PROMPT:
Each record below is to be retyped exactly, with its pictures omitted.
AVAILABLE DATA: Begin
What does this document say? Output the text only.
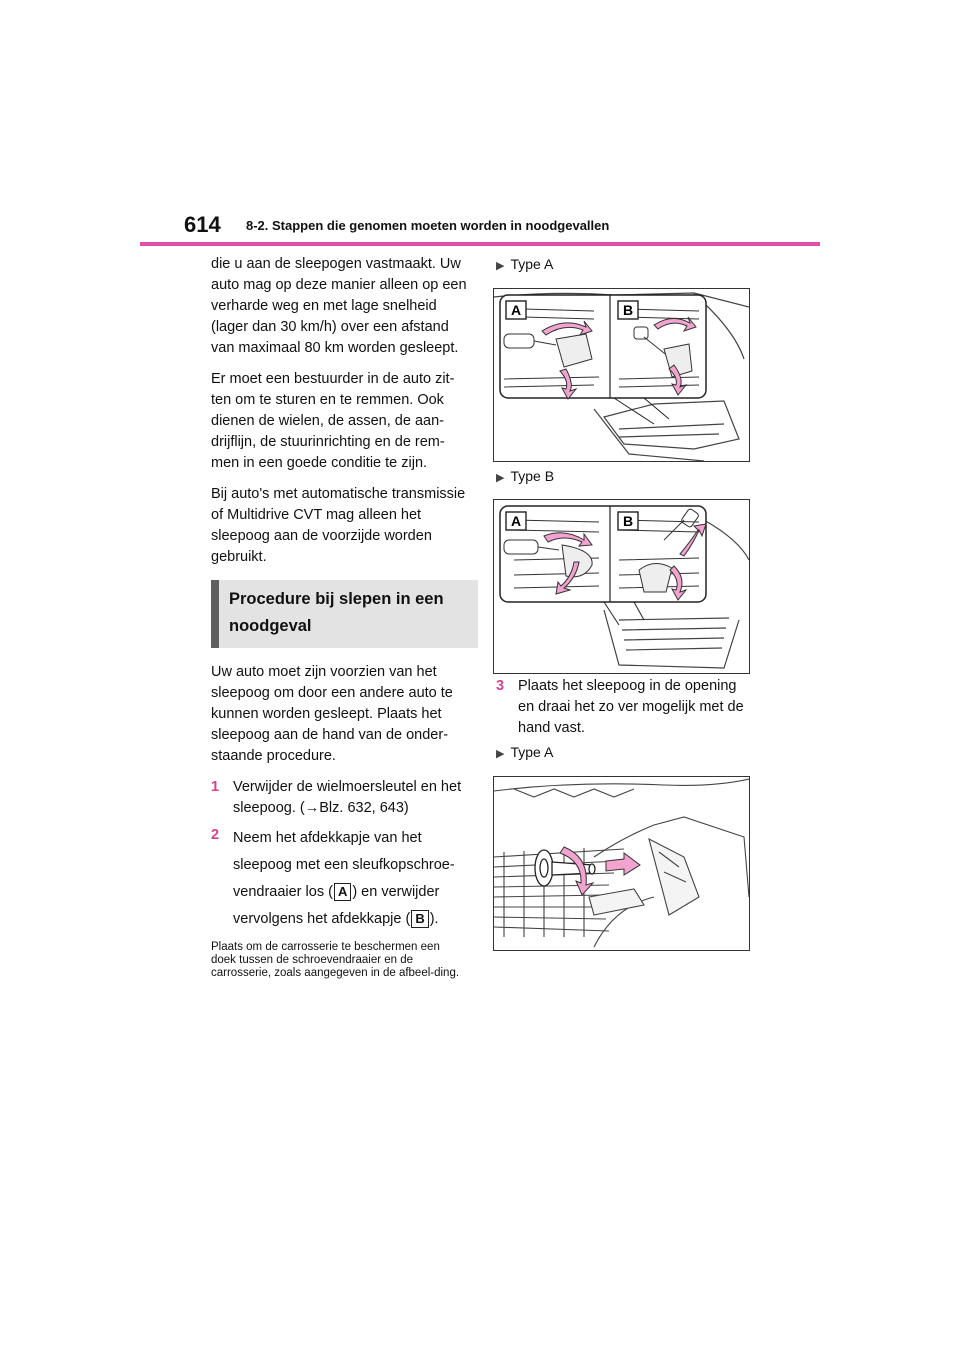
614 8-2. Stappen die genomen moeten worden in noodgevallen

die u aan de sleepogen vastmaakt. Uw auto mag op deze manier alleen op een verharde weg en met lage snelheid (lager dan 30 km/h) over een afstand van maximaal 80 km worden gesleept.

Er moet een bestuurder in de auto zit-ten om te sturen en te remmen. Ook dienen de wielen, de assen, de aan-drijflijn, de stuurinrichting en de rem-men in een goede conditie te zijn.

Bij auto's met automatische transmissie of Multidrive CVT mag alleen het sleepoog aan de voorzijde worden gebruikt.

Procedure bij slepen in een noodgeval

Uw auto moet zijn voorzien van het sleepoog om door een andere auto te kunnen worden gesleept. Plaats het sleepoog aan de hand van de onder-staande procedure.

1 Verwijder de wielmoersleutel en het sleepoog. (→Blz. 632, 643)
2 Neem het afdekkapje van het sleepoog met een sleufkopschroe-vendraaier los ( A ) en verwijder vervolgens het afdekkapje ( B ).
Plaats om de carrosserie te beschermen een doek tussen de schroevendraaier en de carrosserie, zoals aangegeven in de afbeel-ding.
▶ Type A
A	B
▶ Type B
A	B
3 Plaats het sleepoog in de opening en draai het zo ver mogelijk met de hand vast.
▶ Type A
AVAILABLE DATA: End
THE ANSWER:
What does this document say? Output the text only.
614 8-2. Stappen die genomen moeten worden in noodgevallen

die u aan de sleepogen vastmaakt. Uw auto mag op deze manier alleen op een verharde weg en met lage snelheid (lager dan 30 km/h) over een afstand van maximaal 80 km worden gesleept.

Er moet een bestuurder in de auto zit-ten om te sturen en te remmen. Ook dienen de wielen, de assen, de aan-drijflijn, de stuurinrichting en de rem-men in een goede conditie te zijn.

Bij auto's met automatische transmissie of Multidrive CVT mag alleen het sleepoog aan de voorzijde worden gebruikt.

Procedure bij slepen in een noodgeval

Uw auto moet zijn voorzien van het sleepoog om door een andere auto te kunnen worden gesleept. Plaats het sleepoog aan de hand van de onder-staande procedure.

1 Verwijder de wielmoersleutel en het sleepoog. (→Blz. 632, 643)
2 Neem het afdekkapje van het sleepoog met een sleufkopschroe-vendraaier los ( A ) en verwijder vervolgens het afdekkapje ( B ).
Plaats om de carrosserie te beschermen een doek tussen de schroevendraaier en de carrosserie, zoals aangegeven in de afbeel-ding.
▶ Type A
A	B
▶ Type B
A	B
3 Plaats het sleepoog in de opening en draai het zo ver mogelijk met de hand vast.
▶ Type A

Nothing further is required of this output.